** START **
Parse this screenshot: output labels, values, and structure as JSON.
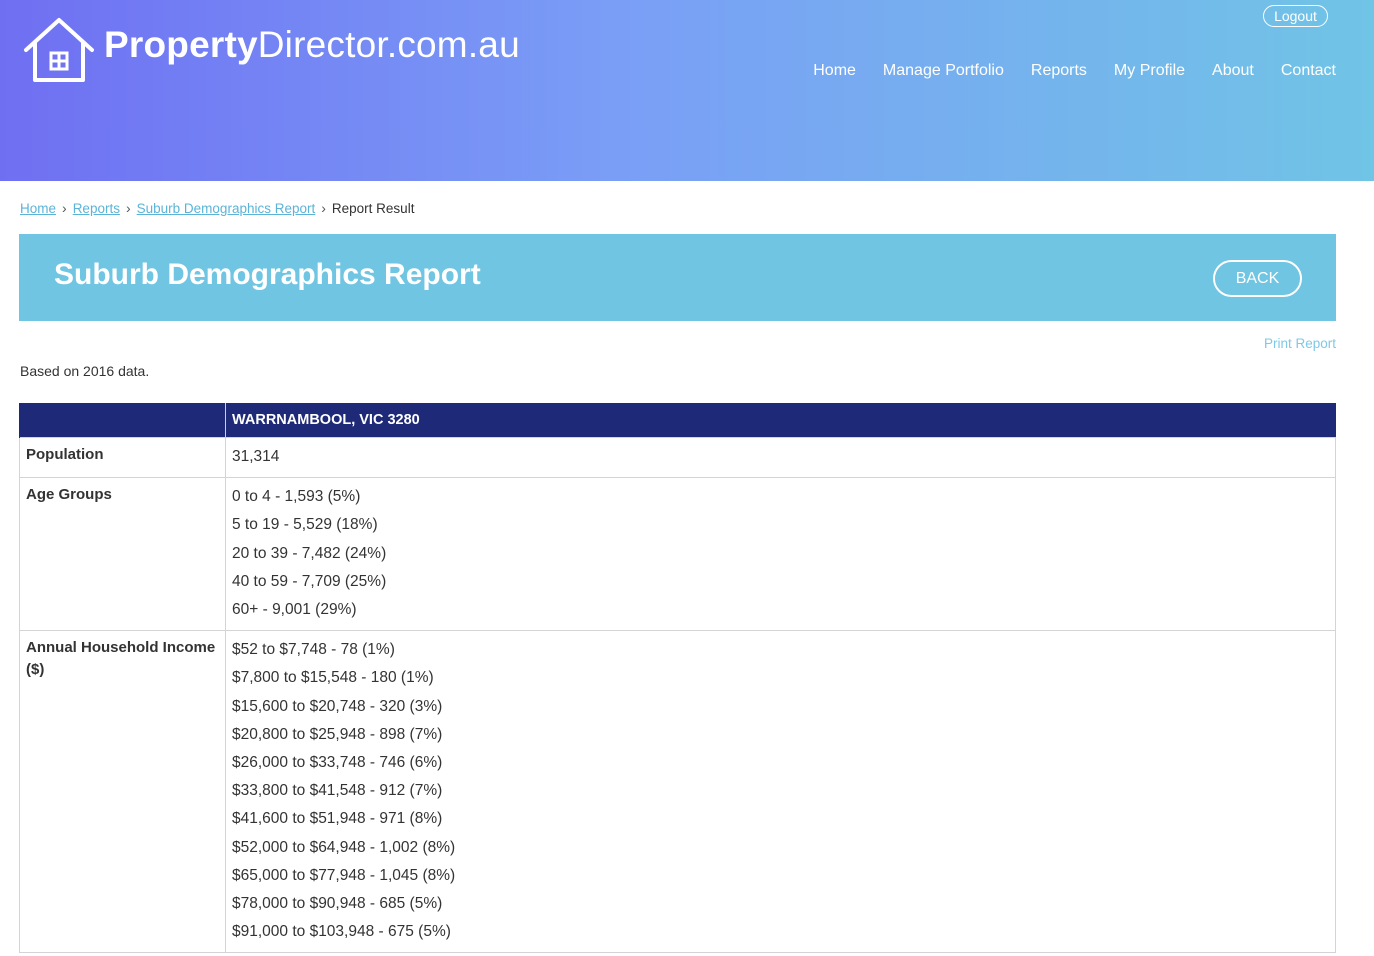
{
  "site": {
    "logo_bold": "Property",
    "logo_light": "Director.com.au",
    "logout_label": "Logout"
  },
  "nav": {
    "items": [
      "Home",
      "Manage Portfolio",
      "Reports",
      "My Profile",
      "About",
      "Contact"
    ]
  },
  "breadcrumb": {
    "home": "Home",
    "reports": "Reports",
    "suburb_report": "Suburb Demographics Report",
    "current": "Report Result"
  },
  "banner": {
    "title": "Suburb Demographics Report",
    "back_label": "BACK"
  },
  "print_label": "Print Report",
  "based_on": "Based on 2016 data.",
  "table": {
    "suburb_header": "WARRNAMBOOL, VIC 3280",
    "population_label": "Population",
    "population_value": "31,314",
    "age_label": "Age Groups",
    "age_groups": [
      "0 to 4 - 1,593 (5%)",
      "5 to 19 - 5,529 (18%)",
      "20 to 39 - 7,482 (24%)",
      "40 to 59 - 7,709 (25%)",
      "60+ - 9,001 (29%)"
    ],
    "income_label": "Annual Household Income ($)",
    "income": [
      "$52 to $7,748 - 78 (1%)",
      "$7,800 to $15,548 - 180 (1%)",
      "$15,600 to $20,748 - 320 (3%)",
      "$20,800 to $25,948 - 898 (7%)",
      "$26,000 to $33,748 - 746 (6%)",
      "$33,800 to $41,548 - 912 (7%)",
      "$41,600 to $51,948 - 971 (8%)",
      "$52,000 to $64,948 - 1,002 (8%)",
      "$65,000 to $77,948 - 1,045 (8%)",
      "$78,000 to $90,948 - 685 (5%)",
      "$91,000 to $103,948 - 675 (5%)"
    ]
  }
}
** END **
** START **
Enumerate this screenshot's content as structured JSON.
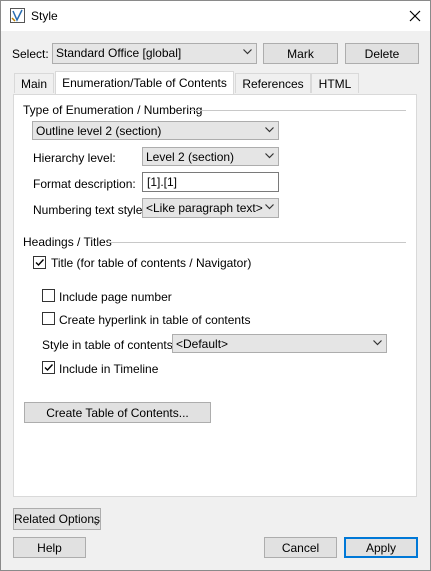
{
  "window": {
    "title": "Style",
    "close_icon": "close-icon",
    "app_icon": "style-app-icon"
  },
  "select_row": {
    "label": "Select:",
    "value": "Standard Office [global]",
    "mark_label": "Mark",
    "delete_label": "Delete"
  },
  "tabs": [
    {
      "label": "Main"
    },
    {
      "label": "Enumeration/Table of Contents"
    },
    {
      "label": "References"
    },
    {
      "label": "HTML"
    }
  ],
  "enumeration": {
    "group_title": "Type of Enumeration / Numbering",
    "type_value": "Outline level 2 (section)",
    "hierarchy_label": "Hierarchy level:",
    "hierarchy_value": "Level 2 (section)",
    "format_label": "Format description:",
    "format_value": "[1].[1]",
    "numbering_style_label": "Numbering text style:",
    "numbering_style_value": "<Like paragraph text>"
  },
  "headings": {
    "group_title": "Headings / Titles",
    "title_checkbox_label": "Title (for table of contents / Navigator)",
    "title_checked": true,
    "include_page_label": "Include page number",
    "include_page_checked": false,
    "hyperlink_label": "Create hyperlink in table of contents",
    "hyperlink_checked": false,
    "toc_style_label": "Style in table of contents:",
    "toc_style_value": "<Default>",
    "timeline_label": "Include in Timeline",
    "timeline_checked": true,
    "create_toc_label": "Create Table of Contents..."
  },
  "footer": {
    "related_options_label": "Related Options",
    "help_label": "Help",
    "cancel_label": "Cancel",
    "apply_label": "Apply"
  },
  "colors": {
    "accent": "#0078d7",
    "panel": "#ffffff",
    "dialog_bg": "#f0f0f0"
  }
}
** END **
*TASK DESCRIPTION:*
Tally up the lines in the records containing the word "screenshot", then give the count and nothing else.

*THE OUTPUT:*
2